## EXERCISE DESCRIPTION
Keep only those lines of the records that include the string "highlight".

## Data records
/---

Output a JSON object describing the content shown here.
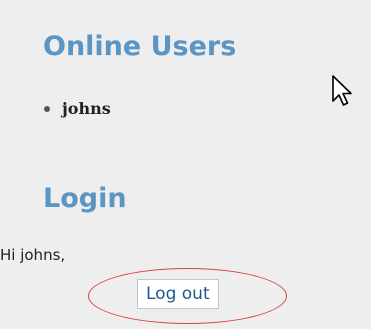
{
  "online_users": {
    "title": "Online Users",
    "users": [
      "johns"
    ]
  },
  "login": {
    "title": "Login",
    "greeting": "Hi johns,",
    "logout_label": "Log out"
  },
  "colors": {
    "heading": "#5b95c4",
    "highlight": "#d94040",
    "background": "#eeeeee"
  },
  "icons": {
    "cursor": "mouse-pointer-icon",
    "bullet": "bullet-icon"
  }
}
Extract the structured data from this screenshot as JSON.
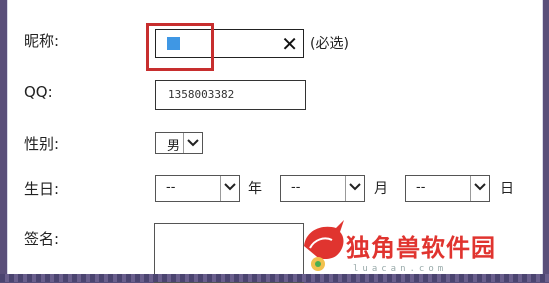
{
  "form": {
    "nickname_label": "昵称:",
    "nickname_hint": "(必选)",
    "qq_label": "QQ:",
    "qq_value": "1358003382",
    "gender_label": "性别:",
    "gender_value": "男",
    "birthday_label": "生日:",
    "year_value": "--",
    "year_unit": "年",
    "month_value": "--",
    "month_unit": "月",
    "day_value": "--",
    "day_unit": "日",
    "signature_label": "签名:"
  },
  "watermark": {
    "title": "独角兽软件园",
    "url": "luacan.com"
  },
  "colors": {
    "highlight": "#c72e2e",
    "accent_square": "#3f97e4",
    "logo_red": "#e0342f"
  }
}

\---

## REPLY
    "highlight": "#d94040",
    "highlight": "#c72e2e",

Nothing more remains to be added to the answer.